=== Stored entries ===
◇ ◇ ◇ ◇ ◇

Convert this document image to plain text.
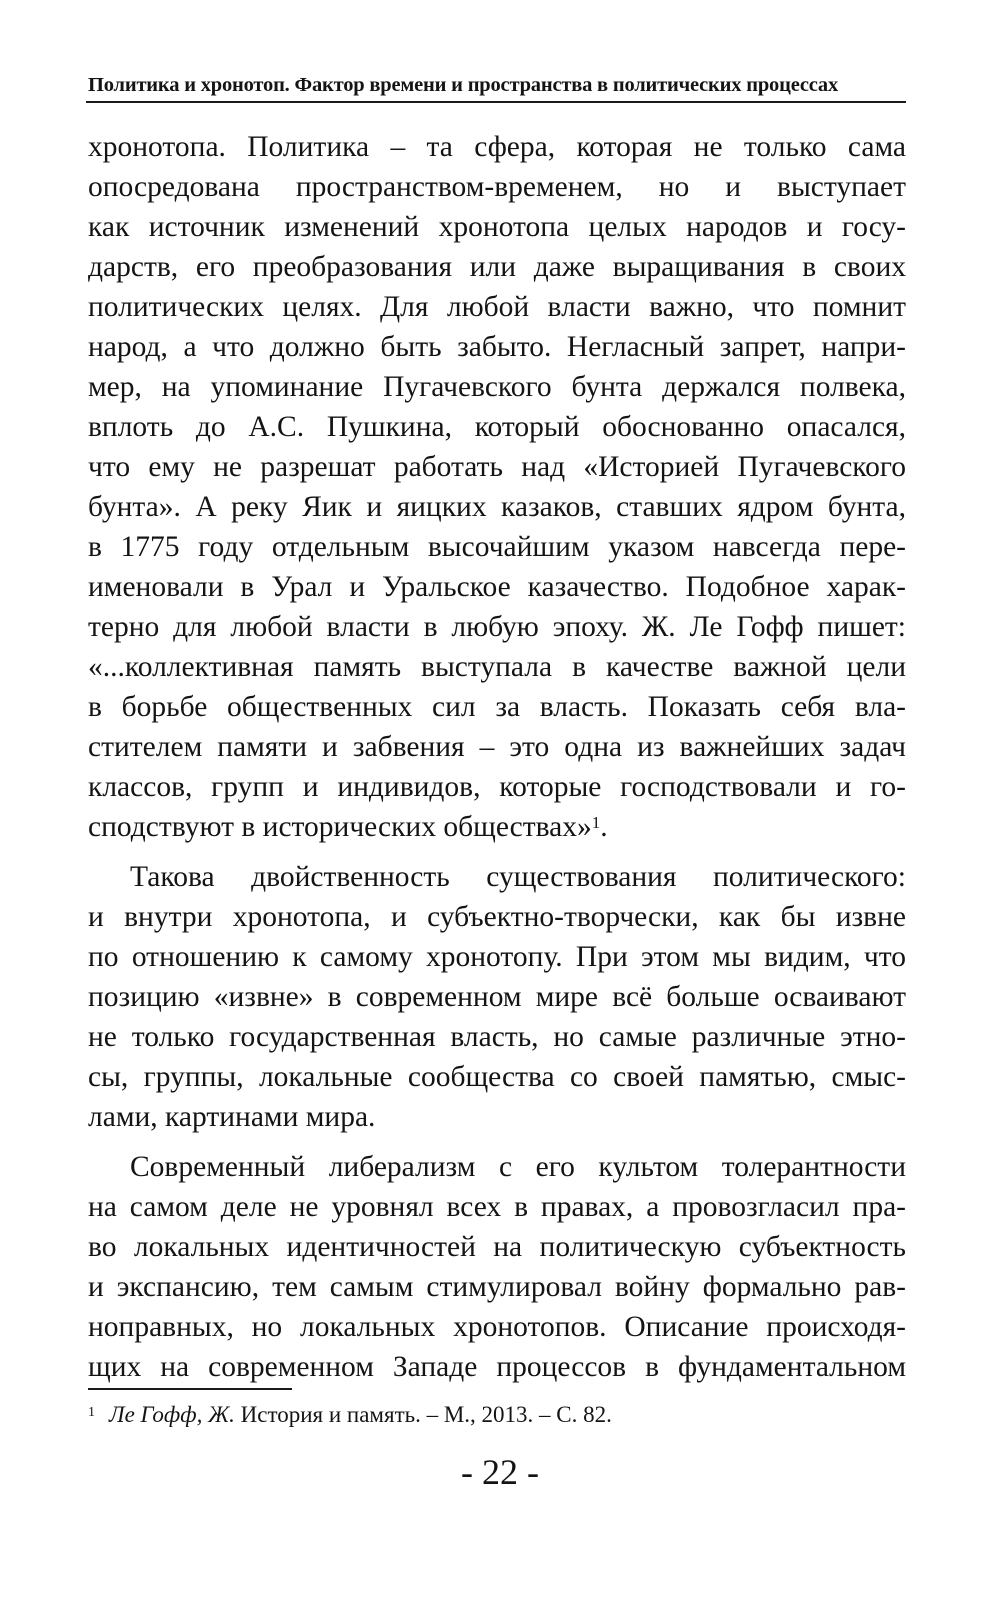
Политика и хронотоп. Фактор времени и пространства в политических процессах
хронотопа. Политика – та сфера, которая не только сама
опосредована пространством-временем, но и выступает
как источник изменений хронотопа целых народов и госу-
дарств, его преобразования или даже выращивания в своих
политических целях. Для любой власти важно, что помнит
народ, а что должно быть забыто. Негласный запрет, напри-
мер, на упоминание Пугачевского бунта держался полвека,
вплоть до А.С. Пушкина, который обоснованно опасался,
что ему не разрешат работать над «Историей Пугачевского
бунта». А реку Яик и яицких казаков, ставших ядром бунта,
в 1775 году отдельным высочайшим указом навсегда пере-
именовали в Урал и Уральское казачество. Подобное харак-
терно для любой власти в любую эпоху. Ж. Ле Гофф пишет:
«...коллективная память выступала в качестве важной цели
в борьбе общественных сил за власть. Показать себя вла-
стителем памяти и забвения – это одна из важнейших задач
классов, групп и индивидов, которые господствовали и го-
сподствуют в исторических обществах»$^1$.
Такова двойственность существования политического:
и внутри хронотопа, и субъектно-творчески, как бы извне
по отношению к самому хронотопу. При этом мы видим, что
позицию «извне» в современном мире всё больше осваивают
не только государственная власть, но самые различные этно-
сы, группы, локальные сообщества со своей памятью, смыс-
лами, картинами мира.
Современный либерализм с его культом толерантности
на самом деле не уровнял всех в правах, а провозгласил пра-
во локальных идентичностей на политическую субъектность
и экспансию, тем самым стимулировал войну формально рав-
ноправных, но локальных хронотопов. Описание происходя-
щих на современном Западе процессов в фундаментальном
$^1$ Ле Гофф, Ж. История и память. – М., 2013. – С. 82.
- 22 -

◇ ◇ ◇ ◇ ◇

=== TASK OBJECTIVE ===
Read through the entries and copy each line in which "политических" appears.

=== FINISHED EXERCISE ===
Политика и хронотоп. Фактор времени и пространства в политических процессах
политических целях. Для любой власти важно, что помнит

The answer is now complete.